##### DATA TO USE
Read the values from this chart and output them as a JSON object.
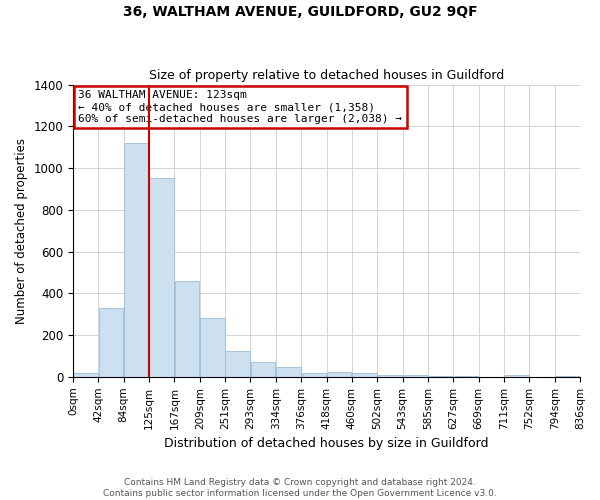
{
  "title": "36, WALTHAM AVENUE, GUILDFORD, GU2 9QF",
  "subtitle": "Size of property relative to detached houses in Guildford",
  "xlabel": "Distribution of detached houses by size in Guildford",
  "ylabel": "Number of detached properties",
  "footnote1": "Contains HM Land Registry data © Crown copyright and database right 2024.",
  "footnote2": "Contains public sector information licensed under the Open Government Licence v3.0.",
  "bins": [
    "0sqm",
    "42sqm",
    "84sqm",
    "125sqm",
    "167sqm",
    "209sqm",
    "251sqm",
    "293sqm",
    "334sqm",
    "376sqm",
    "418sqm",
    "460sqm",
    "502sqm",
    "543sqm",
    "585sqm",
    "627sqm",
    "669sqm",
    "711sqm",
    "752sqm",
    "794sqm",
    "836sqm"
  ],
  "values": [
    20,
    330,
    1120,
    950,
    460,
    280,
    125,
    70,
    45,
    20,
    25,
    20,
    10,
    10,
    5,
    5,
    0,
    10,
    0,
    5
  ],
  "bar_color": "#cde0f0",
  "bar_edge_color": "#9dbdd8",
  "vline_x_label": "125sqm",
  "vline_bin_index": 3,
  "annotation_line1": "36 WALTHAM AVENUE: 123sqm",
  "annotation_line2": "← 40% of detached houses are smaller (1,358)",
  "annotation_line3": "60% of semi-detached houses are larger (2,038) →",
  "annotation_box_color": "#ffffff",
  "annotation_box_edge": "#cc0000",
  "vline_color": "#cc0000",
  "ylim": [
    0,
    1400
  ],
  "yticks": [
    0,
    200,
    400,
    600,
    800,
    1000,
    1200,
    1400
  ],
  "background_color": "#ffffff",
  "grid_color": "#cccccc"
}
##########
WHAT THIS TASK INVOLVES: All of the data above should be transcribed verbatim, with pictures omitted.

RESPONSE FOR THIS EXERCISE:
Read the values from this chart and output them as a JSON object.
{
  "title": "36, WALTHAM AVENUE, GUILDFORD, GU2 9QF",
  "subtitle": "Size of property relative to detached houses in Guildford",
  "xlabel": "Distribution of detached houses by size in Guildford",
  "ylabel": "Number of detached properties",
  "footnote1": "Contains HM Land Registry data © Crown copyright and database right 2024.",
  "footnote2": "Contains public sector information licensed under the Open Government Licence v3.0.",
  "bins": [
    "0sqm",
    "42sqm",
    "84sqm",
    "125sqm",
    "167sqm",
    "209sqm",
    "251sqm",
    "293sqm",
    "334sqm",
    "376sqm",
    "418sqm",
    "460sqm",
    "502sqm",
    "543sqm",
    "585sqm",
    "627sqm",
    "669sqm",
    "711sqm",
    "752sqm",
    "794sqm",
    "836sqm"
  ],
  "values": [
    20,
    330,
    1120,
    950,
    460,
    280,
    125,
    70,
    45,
    20,
    25,
    20,
    10,
    10,
    5,
    5,
    0,
    10,
    0,
    5
  ],
  "bar_color": "#cde0f0",
  "bar_edge_color": "#9dbdd8",
  "vline_x_label": "125sqm",
  "vline_bin_index": 3,
  "annotation_line1": "36 WALTHAM AVENUE: 123sqm",
  "annotation_line2": "← 40% of detached houses are smaller (1,358)",
  "annotation_line3": "60% of semi-detached houses are larger (2,038) →",
  "annotation_box_color": "#ffffff",
  "annotation_box_edge": "#cc0000",
  "vline_color": "#cc0000",
  "ylim": [
    0,
    1400
  ],
  "yticks": [
    0,
    200,
    400,
    600,
    800,
    1000,
    1200,
    1400
  ],
  "background_color": "#ffffff",
  "grid_color": "#cccccc"
}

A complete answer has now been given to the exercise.